(Dataset records)
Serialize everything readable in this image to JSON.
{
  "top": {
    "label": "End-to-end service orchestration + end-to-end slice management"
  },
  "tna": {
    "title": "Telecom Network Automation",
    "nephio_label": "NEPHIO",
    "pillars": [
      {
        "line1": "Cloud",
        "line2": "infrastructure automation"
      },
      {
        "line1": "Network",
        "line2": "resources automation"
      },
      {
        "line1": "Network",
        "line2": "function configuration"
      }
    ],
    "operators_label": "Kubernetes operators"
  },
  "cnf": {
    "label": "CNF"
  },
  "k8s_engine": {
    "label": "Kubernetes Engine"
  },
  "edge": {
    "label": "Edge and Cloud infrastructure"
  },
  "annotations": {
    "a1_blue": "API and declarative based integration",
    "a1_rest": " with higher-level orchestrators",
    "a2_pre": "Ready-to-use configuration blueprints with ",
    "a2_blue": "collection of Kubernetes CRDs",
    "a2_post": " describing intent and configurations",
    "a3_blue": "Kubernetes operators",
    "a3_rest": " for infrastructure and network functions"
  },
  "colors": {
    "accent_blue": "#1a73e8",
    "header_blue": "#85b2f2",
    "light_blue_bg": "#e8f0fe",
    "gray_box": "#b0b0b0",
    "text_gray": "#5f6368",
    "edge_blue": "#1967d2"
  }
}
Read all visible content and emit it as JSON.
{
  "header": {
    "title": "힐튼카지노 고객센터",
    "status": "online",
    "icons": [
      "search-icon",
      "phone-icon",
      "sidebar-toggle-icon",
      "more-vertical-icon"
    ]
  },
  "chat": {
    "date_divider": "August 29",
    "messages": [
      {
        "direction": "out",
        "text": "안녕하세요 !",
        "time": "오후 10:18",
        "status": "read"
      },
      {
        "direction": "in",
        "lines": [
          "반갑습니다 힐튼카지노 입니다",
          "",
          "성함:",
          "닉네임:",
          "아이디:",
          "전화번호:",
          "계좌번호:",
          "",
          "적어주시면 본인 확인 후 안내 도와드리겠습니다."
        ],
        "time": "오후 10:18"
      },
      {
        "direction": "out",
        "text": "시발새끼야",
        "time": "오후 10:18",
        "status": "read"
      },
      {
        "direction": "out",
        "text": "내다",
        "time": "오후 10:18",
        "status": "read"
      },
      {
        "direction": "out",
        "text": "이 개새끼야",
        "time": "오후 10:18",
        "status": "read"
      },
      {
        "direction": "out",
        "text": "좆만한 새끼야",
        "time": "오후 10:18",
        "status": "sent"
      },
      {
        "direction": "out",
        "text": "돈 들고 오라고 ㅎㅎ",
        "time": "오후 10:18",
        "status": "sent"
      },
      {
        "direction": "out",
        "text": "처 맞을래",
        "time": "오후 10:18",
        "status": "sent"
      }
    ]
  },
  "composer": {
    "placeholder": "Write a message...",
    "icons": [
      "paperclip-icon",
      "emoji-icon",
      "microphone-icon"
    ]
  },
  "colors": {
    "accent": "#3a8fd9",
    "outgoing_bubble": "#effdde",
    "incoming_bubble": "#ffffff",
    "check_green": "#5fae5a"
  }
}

§ **Task requirements**
Retype exactly the lines from the one containing "Read all visible content and emit it as JSON." through the last line of the records above, including both.

§ **The completed task**
Read all visible content and emit it as JSON.
{
  "header": {
    "title": "힐튼카지노 고객센터",
    "status": "online",
    "icons": [
      "search-icon",
      "phone-icon",
      "sidebar-toggle-icon",
      "more-vertical-icon"
    ]
  },
  "chat": {
    "date_divider": "August 29",
    "messages": [
      {
        "direction": "out",
        "text": "안녕하세요 !",
        "time": "오후 10:18",
        "status": "read"
      },
      {
        "direction": "in",
        "lines": [
          "반갑습니다 힐튼카지노 입니다",
          "",
          "성함:",
          "닉네임:",
          "아이디:",
          "전화번호:",
          "계좌번호:",
          "",
          "적어주시면 본인 확인 후 안내 도와드리겠습니다."
        ],
        "time": "오후 10:18"
      },
      {
        "direction": "out",
        "text": "시발새끼야",
        "time": "오후 10:18",
        "status": "read"
      },
      {
        "direction": "out",
        "text": "내다",
        "time": "오후 10:18",
        "status": "read"
      },
      {
        "direction": "out",
        "text": "이 개새끼야",
        "time": "오후 10:18",
        "status": "read"
      },
      {
        "direction": "out",
        "text": "좆만한 새끼야",
        "time": "오후 10:18",
        "status": "sent"
      },
      {
        "direction": "out",
        "text": "돈 들고 오라고 ㅎㅎ",
        "time": "오후 10:18",
        "status": "sent"
      },
      {
        "direction": "out",
        "text": "처 맞을래",
        "time": "오후 10:18",
        "status": "sent"
      }
    ]
  },
  "composer": {
    "placeholder": "Write a message...",
    "icons": [
      "paperclip-icon",
      "emoji-icon",
      "microphone-icon"
    ]
  },
  "colors": {
    "accent": "#3a8fd9",
    "outgoing_bubble": "#effdde",
    "incoming_bubble": "#ffffff",
    "check_green": "#5fae5a"
  }
}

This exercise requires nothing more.